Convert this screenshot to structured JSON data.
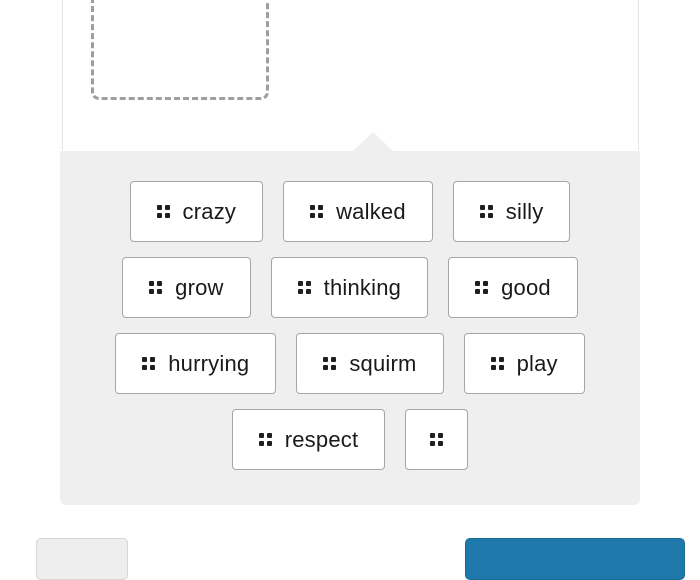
{
  "colors": {
    "panel_bg": "#efefef",
    "chip_bg": "#ffffff",
    "chip_border": "#a6a6a6",
    "primary_button": "#1f78aa",
    "secondary_button": "#eeeeee",
    "dropzone_dash": "#9e9e9e"
  },
  "drop_zone": {
    "name": "answer-drop-zone",
    "style": "dashed"
  },
  "word_bank": {
    "handle_icon": "drag-handle-dots-icon",
    "rows": [
      [
        {
          "label": "crazy"
        },
        {
          "label": "walked"
        },
        {
          "label": "silly"
        }
      ],
      [
        {
          "label": "grow"
        },
        {
          "label": "thinking"
        },
        {
          "label": "good"
        }
      ],
      [
        {
          "label": "hurrying"
        },
        {
          "label": "squirm"
        },
        {
          "label": "play"
        }
      ],
      [
        {
          "label": "respect"
        },
        {
          "label": ""
        }
      ]
    ]
  },
  "footer": {
    "secondary_label": "",
    "primary_label": ""
  }
}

Stated problem:
Return the full material word for word. Do not include the pictures.

Task solution:
Convert this screenshot to structured JSON data.
{
  "colors": {
    "panel_bg": "#efefef",
    "chip_bg": "#ffffff",
    "chip_border": "#a6a6a6",
    "primary_button": "#1f78aa",
    "secondary_button": "#eeeeee",
    "dropzone_dash": "#9e9e9e"
  },
  "drop_zone": {
    "name": "answer-drop-zone",
    "style": "dashed"
  },
  "word_bank": {
    "handle_icon": "drag-handle-dots-icon",
    "rows": [
      [
        {
          "label": "crazy"
        },
        {
          "label": "walked"
        },
        {
          "label": "silly"
        }
      ],
      [
        {
          "label": "grow"
        },
        {
          "label": "thinking"
        },
        {
          "label": "good"
        }
      ],
      [
        {
          "label": "hurrying"
        },
        {
          "label": "squirm"
        },
        {
          "label": "play"
        }
      ],
      [
        {
          "label": "respect"
        },
        {
          "label": ""
        }
      ]
    ]
  },
  "footer": {
    "secondary_label": "",
    "primary_label": ""
  }
}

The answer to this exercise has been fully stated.